_Layout dataset entries:_
_ _ _ _ _

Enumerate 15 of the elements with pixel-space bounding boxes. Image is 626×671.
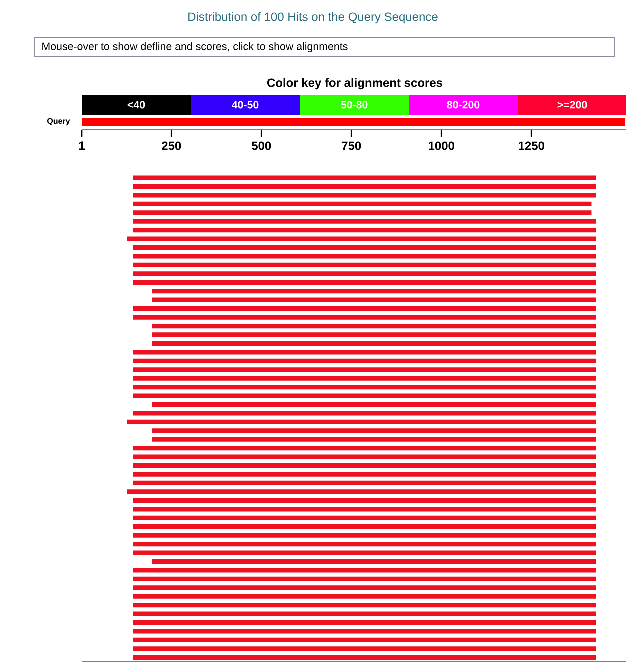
x-tick-label: 750	[342, 142, 362, 150]
text: Distribution of 100 Hits on the Query Sequence	[188, 12, 438, 24]
text: Mouse-over to show defline and scores, click to show alignments	[42, 42, 348, 52]
x-tick-label: 250	[162, 142, 182, 150]
category-label: 80-200	[447, 101, 480, 109]
category-label: <40	[128, 101, 146, 109]
x-tick-label: 1000	[429, 142, 454, 150]
legend-title: Color key for alignment scores	[267, 78, 443, 90]
category-label: 50-80	[341, 101, 368, 109]
x-tick-label: 500	[252, 142, 272, 150]
y-tick-label: Query	[48, 118, 70, 126]
x-tick-label: 1250	[519, 142, 544, 150]
category-label: >=200	[558, 101, 588, 109]
x-tick-label: 1	[79, 142, 85, 150]
category-label: 40-50	[232, 101, 259, 109]
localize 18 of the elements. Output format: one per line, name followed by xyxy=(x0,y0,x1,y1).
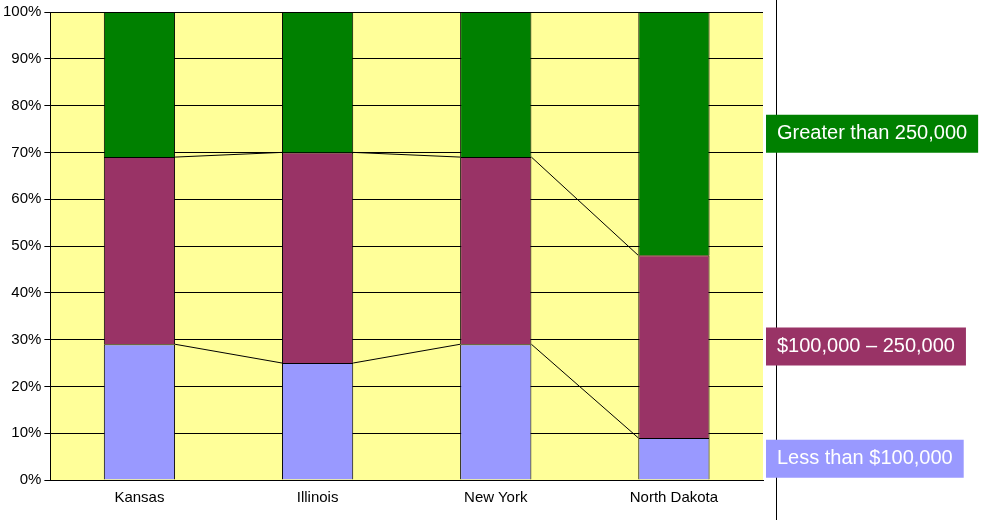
text: $100,000 – 250,000 xyxy=(777,334,955,357)
x-tick-label: North Dakota xyxy=(629,488,719,506)
text: Greater than 250,000 xyxy=(777,121,968,144)
x-tick-label: New York xyxy=(464,488,528,506)
y-tick-label: 40% xyxy=(11,282,42,300)
x-tick-label: Illinois xyxy=(296,488,339,506)
y-tick-label: 10% xyxy=(11,423,42,441)
y-tick-label: 0% xyxy=(19,470,42,488)
y-tick-label: 20% xyxy=(11,376,42,394)
y-tick-label: 50% xyxy=(11,236,42,254)
y-tick-label: 100% xyxy=(2,2,42,20)
y-tick-label: 30% xyxy=(11,329,42,347)
y-tick-label: 60% xyxy=(11,189,42,207)
y-tick-label: 90% xyxy=(11,48,42,66)
text: Less than $100,000 xyxy=(777,446,953,469)
y-tick-label: 70% xyxy=(11,142,42,160)
y-tick-label: 80% xyxy=(11,95,42,113)
x-tick-label: Kansas xyxy=(114,488,165,506)
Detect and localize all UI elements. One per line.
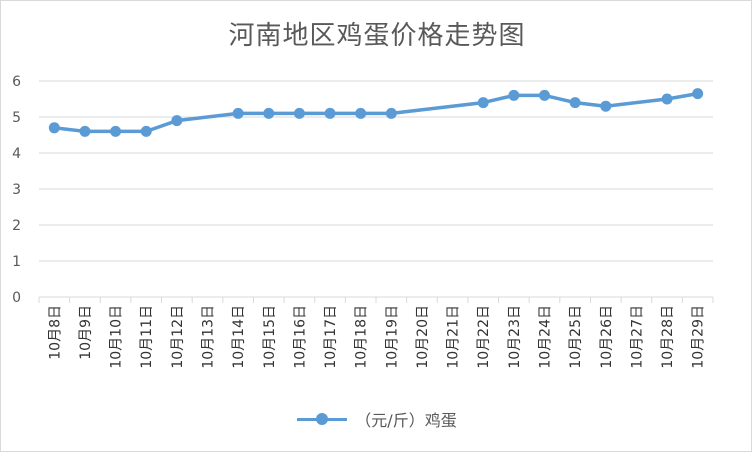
chart-title: 河南地区鸡蛋价格走势图 — [228, 21, 526, 51]
x-tick-label: 10月23日 — [507, 305, 523, 369]
data-point — [232, 107, 244, 119]
x-tick-label: 10月25日 — [568, 305, 584, 369]
x-tick-label: 10月19日 — [384, 305, 400, 369]
data-point — [48, 122, 60, 134]
x-tick-label: 10月16日 — [292, 305, 308, 369]
x-tick-label: 10月24日 — [538, 305, 554, 369]
x-tick-label: 10月15日 — [262, 305, 278, 369]
data-point — [324, 107, 336, 119]
data-point — [79, 125, 91, 137]
data-point — [293, 107, 305, 119]
x-tick-label: 10月13日 — [201, 305, 217, 369]
x-tick-label: 10月22日 — [476, 305, 492, 369]
data-point — [355, 107, 367, 119]
x-tick-label: 10月26日 — [599, 305, 615, 369]
x-tick-label: 10月8日 — [47, 305, 63, 360]
data-point — [385, 107, 397, 119]
legend-label: （元/斤）鸡蛋 — [355, 411, 457, 430]
y-tick-label: 1 — [12, 254, 21, 270]
x-tick-label: 10月17日 — [323, 305, 339, 369]
x-tick-label: 10月10日 — [109, 305, 125, 369]
y-tick-label: 2 — [12, 218, 21, 234]
legend-line-marker-icon — [297, 413, 348, 425]
y-tick-label: 6 — [12, 74, 21, 90]
x-tick-label: 10月29日 — [691, 305, 707, 369]
data-point — [600, 100, 612, 112]
x-tick-label: 10月9日 — [78, 305, 94, 360]
data-point — [263, 107, 275, 119]
x-tick-label: 10月20日 — [415, 305, 431, 369]
data-point — [110, 125, 122, 137]
x-tick-label: 10月14日 — [231, 305, 247, 369]
x-tick-label: 10月18日 — [354, 305, 370, 369]
data-point — [508, 89, 520, 101]
data-point — [569, 97, 581, 109]
y-tick-label: 4 — [12, 146, 21, 162]
data-point — [692, 88, 704, 100]
data-point — [539, 89, 550, 101]
x-tick-label: 10月11日 — [139, 305, 155, 369]
x-tick-label: 10月28日 — [660, 305, 676, 369]
x-tick-label: 10月12日 — [170, 305, 186, 369]
y-tick-label: 3 — [12, 182, 21, 198]
data-point — [477, 97, 489, 109]
y-tick-label: 5 — [12, 110, 21, 126]
data-point — [661, 93, 673, 105]
legend: （元/斤）鸡蛋 — [1, 407, 752, 431]
y-tick-label: 0 — [12, 290, 21, 306]
series-line — [54, 91, 698, 134]
x-tick-label: 10月27日 — [629, 305, 645, 369]
data-point — [171, 115, 183, 127]
x-tick-label: 10月21日 — [446, 305, 462, 369]
data-point — [140, 125, 152, 137]
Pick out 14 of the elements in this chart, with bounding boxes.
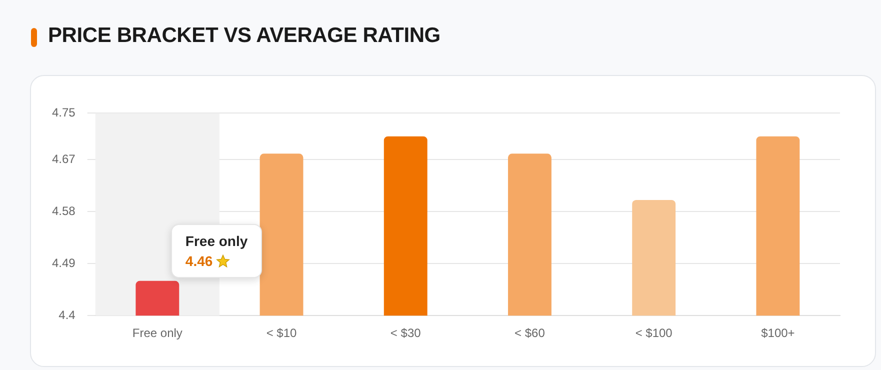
- x-tick-label: < $100: [635, 326, 673, 340]
- y-tick-label: 4.58: [52, 204, 76, 218]
- x-tick-label: Free only: [132, 326, 182, 340]
- x-tick-label: $100+: [761, 326, 795, 340]
- y-tick-label: 4.49: [52, 256, 76, 270]
- annotation: 4.46: [185, 252, 213, 269]
- x-tick-label: < $60: [514, 326, 546, 340]
- y-tick-label: 4.4: [58, 308, 76, 322]
- y-tick-label: 4.75: [52, 106, 76, 120]
- x-tick-label: < $10: [266, 326, 298, 340]
- y-tick-label: 4.67: [52, 152, 76, 166]
- annotation: Free only: [185, 232, 248, 249]
- chart-title: PRICE BRACKET VS AVERAGE RATING: [48, 24, 440, 48]
- x-tick-label: < $30: [390, 326, 422, 340]
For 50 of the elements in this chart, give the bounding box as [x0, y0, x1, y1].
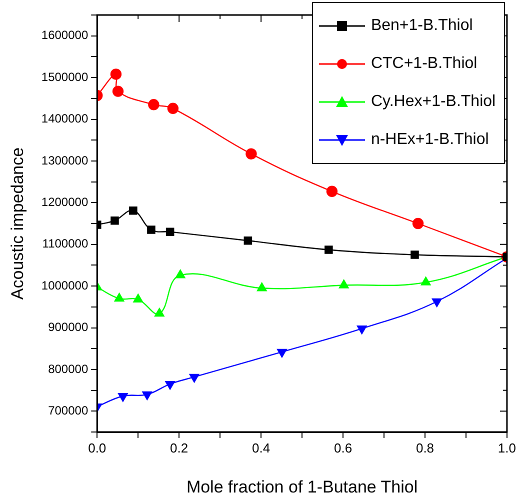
point [338, 280, 349, 288]
point [112, 86, 124, 97]
x-tick-label: 0.8 [416, 440, 434, 456]
legend-label: CTC+1-B.Thiol [370, 55, 478, 73]
point [154, 308, 164, 317]
x-axis-title: Mole fraction of 1-Butane Thiol [186, 477, 418, 496]
x-tick-label: 0.6 [334, 440, 352, 456]
x-tick-label: 0.0 [88, 440, 106, 456]
y-tick-label: 1000000 [41, 278, 88, 292]
y-tick-label: 900000 [48, 320, 88, 334]
y-tick-label: 700000 [48, 403, 88, 418]
point [118, 393, 128, 402]
point [110, 216, 119, 225]
point [420, 276, 431, 286]
x-tick-label: 1.0 [498, 440, 516, 456]
y-tick-label: 1300000 [41, 153, 88, 168]
y-axis-title: Acoustic impedance [8, 147, 27, 300]
y-tick-label: 800000 [48, 362, 88, 376]
point [142, 391, 152, 400]
point [324, 246, 333, 254]
x-tick-label: 0.2 [170, 440, 188, 456]
y-tick-label: 1500000 [41, 70, 88, 84]
legend-label: Ben+1-B.Thiol [370, 17, 473, 35]
point [244, 236, 252, 245]
x-tick-label: 0.4 [252, 440, 270, 456]
point [114, 292, 124, 302]
legend-label: n-HEx+1-B.Thiol [370, 131, 489, 149]
point [326, 186, 338, 197]
point [133, 294, 144, 302]
y-tick-label: 1400000 [41, 112, 88, 126]
point [167, 102, 179, 114]
point [256, 282, 267, 292]
point [148, 99, 160, 110]
point [110, 68, 122, 80]
point [166, 228, 174, 236]
point [129, 206, 138, 215]
point [412, 218, 424, 230]
point [432, 298, 442, 308]
y-tick-label: 1600000 [41, 28, 88, 42]
point [175, 270, 186, 278]
point [246, 148, 257, 160]
y-tick-label: 1200000 [41, 194, 88, 209]
point [277, 348, 287, 358]
legend-label: Cy.Hex+1-B.Thiol [370, 93, 496, 111]
point [165, 380, 175, 390]
point [410, 250, 419, 259]
y-tick-label: 1100000 [42, 236, 88, 251]
point [147, 226, 156, 234]
point [356, 325, 367, 334]
point [189, 374, 200, 383]
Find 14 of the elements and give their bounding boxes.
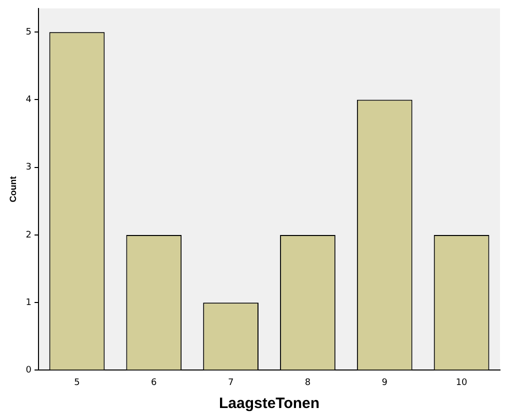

_ _ _ _ _

_Exercise requirements:_
Reproduce verbatim the portion of the material that opens with the line containing "point [338, 280, 349, 288]" and closes with the line containing "point [244, 236, 252, 245]", including both of those lines.

_Solution:_
point [338, 280, 349, 288]
point [112, 86, 124, 97]
x-tick-label: 0.8 [416, 440, 434, 456]
legend-label: CTC+1-B.Thiol [370, 55, 478, 73]
point [154, 308, 164, 317]
x-axis-title: Mole fraction of 1-Butane Thiol [186, 477, 418, 496]
x-tick-label: 0.6 [334, 440, 352, 456]
x-tick-label: 0.0 [88, 440, 106, 456]
y-tick-label: 1000000 [41, 278, 88, 292]
y-tick-label: 900000 [48, 320, 88, 334]
y-tick-label: 700000 [48, 403, 88, 418]
point [118, 393, 128, 402]
point [110, 216, 119, 225]
point [420, 276, 431, 286]
x-tick-label: 1.0 [498, 440, 516, 456]
y-tick-label: 1300000 [41, 153, 88, 168]
y-axis-title: Acoustic impedance [8, 147, 27, 300]
y-tick-label: 800000 [48, 362, 88, 376]
point [142, 391, 152, 400]
point [324, 246, 333, 254]
x-tick-label: 0.2 [170, 440, 188, 456]
y-tick-label: 1500000 [41, 70, 88, 84]
legend-label: Ben+1-B.Thiol [370, 17, 473, 35]
point [244, 236, 252, 245]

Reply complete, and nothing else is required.